▶ REQUIREMENT: Going through the material below, please gather all lines with the word "flag" in them.

▶ DATA FOR PROCESSING:

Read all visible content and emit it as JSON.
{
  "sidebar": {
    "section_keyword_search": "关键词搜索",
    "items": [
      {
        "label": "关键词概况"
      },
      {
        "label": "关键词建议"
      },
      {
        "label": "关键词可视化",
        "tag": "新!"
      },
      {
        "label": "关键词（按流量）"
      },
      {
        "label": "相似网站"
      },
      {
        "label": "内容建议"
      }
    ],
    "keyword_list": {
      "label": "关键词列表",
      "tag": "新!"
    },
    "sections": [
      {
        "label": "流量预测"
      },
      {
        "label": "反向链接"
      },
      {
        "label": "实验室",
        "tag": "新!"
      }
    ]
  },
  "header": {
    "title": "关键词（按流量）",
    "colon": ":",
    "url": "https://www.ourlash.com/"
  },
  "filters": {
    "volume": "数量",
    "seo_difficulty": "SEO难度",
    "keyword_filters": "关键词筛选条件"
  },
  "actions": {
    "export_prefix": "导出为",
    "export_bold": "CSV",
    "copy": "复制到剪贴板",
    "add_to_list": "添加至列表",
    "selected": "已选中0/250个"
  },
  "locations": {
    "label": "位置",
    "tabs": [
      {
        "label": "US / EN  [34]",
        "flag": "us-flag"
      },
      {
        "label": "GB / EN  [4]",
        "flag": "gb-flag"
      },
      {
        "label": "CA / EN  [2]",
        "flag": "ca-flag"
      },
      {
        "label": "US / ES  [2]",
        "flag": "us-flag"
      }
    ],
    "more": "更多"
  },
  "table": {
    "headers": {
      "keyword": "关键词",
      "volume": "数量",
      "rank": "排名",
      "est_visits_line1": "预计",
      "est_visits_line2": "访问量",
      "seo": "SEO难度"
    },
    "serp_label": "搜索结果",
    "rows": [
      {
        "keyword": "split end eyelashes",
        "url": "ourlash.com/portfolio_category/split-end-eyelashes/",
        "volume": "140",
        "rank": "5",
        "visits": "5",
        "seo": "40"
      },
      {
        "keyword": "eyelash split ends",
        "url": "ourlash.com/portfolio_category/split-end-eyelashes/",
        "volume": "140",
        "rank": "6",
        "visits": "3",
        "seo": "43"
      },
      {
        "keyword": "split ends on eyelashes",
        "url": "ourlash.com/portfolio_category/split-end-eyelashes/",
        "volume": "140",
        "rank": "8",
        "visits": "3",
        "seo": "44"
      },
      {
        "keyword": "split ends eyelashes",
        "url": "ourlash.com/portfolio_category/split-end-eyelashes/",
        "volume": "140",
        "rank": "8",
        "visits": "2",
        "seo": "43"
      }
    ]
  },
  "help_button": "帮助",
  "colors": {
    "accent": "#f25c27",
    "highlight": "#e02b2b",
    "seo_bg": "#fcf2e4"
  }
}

▶ ANSWER IN FULL:
        "flag": "us-flag"
        "flag": "gb-flag"
        "flag": "ca-flag"
        "flag": "us-flag"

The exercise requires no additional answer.